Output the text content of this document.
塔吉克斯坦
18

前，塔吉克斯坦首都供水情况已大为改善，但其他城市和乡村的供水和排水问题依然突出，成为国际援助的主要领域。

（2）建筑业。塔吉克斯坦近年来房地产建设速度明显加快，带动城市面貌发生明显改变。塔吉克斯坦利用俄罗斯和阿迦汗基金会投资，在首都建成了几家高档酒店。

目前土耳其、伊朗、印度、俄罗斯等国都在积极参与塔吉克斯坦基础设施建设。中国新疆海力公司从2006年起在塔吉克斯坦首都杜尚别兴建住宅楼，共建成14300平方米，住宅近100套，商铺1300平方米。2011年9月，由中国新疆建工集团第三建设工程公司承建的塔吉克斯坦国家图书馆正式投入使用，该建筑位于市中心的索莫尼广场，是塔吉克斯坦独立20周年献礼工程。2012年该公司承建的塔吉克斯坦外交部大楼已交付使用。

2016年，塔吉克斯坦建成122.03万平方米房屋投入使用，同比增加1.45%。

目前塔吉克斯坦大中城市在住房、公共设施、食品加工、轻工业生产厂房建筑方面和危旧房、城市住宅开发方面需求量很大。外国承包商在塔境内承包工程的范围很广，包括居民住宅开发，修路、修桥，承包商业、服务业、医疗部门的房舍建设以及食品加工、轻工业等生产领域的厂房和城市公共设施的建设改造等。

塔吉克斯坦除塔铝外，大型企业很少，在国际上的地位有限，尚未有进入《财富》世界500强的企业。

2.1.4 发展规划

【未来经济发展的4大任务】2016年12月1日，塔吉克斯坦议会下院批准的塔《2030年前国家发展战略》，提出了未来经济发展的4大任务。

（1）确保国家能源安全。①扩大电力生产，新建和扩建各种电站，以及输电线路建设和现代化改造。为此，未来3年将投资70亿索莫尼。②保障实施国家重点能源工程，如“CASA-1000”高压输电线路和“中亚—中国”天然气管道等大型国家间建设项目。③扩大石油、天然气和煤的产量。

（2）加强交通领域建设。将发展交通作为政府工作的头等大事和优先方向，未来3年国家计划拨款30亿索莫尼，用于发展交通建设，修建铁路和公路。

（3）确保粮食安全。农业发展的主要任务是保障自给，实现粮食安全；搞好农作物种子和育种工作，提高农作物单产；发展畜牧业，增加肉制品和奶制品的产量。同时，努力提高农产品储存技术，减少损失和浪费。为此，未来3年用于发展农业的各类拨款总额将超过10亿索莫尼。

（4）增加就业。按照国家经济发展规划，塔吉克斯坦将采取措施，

_Set task_
Return all of the data exactly as it reads.

_Written answer_
Output the text content of this document.
塔吉克斯坦
18

前，塔吉克斯坦首都供水情况已大为改善，但其他城市和乡村的供水和排水问题依然突出，成为国际援助的主要领域。

（2）建筑业。塔吉克斯坦近年来房地产建设速度明显加快，带动城市面貌发生明显改变。塔吉克斯坦利用俄罗斯和阿迦汗基金会投资，在首都建成了几家高档酒店。

目前土耳其、伊朗、印度、俄罗斯等国都在积极参与塔吉克斯坦基础设施建设。中国新疆海力公司从2006年起在塔吉克斯坦首都杜尚别兴建住宅楼，共建成14300平方米，住宅近100套，商铺1300平方米。2011年9月，由中国新疆建工集团第三建设工程公司承建的塔吉克斯坦国家图书馆正式投入使用，该建筑位于市中心的索莫尼广场，是塔吉克斯坦独立20周年献礼工程。2012年该公司承建的塔吉克斯坦外交部大楼已交付使用。

2016年，塔吉克斯坦建成122.03万平方米房屋投入使用，同比增加1.45%。

目前塔吉克斯坦大中城市在住房、公共设施、食品加工、轻工业生产厂房建筑方面和危旧房、城市住宅开发方面需求量很大。外国承包商在塔境内承包工程的范围很广，包括居民住宅开发，修路、修桥，承包商业、服务业、医疗部门的房舍建设以及食品加工、轻工业等生产领域的厂房和城市公共设施的建设改造等。

塔吉克斯坦除塔铝外，大型企业很少，在国际上的地位有限，尚未有进入《财富》世界500强的企业。

2.1.4 发展规划

【未来经济发展的4大任务】2016年12月1日，塔吉克斯坦议会下院批准的塔《2030年前国家发展战略》，提出了未来经济发展的4大任务。

（1）确保国家能源安全。①扩大电力生产，新建和扩建各种电站，以及输电线路建设和现代化改造。为此，未来3年将投资70亿索莫尼。②保障实施国家重点能源工程，如“CASA-1000”高压输电线路和“中亚—中国”天然气管道等大型国家间建设项目。③扩大石油、天然气和煤的产量。

（2）加强交通领域建设。将发展交通作为政府工作的头等大事和优先方向，未来3年国家计划拨款30亿索莫尼，用于发展交通建设，修建铁路和公路。

（3）确保粮食安全。农业发展的主要任务是保障自给，实现粮食安全；搞好农作物种子和育种工作，提高农作物单产；发展畜牧业，增加肉制品和奶制品的产量。同时，努力提高农产品储存技术，减少损失和浪费。为此，未来3年用于发展农业的各类拨款总额将超过10亿索莫尼。

（4）增加就业。按照国家经济发展规划，塔吉克斯坦将采取措施，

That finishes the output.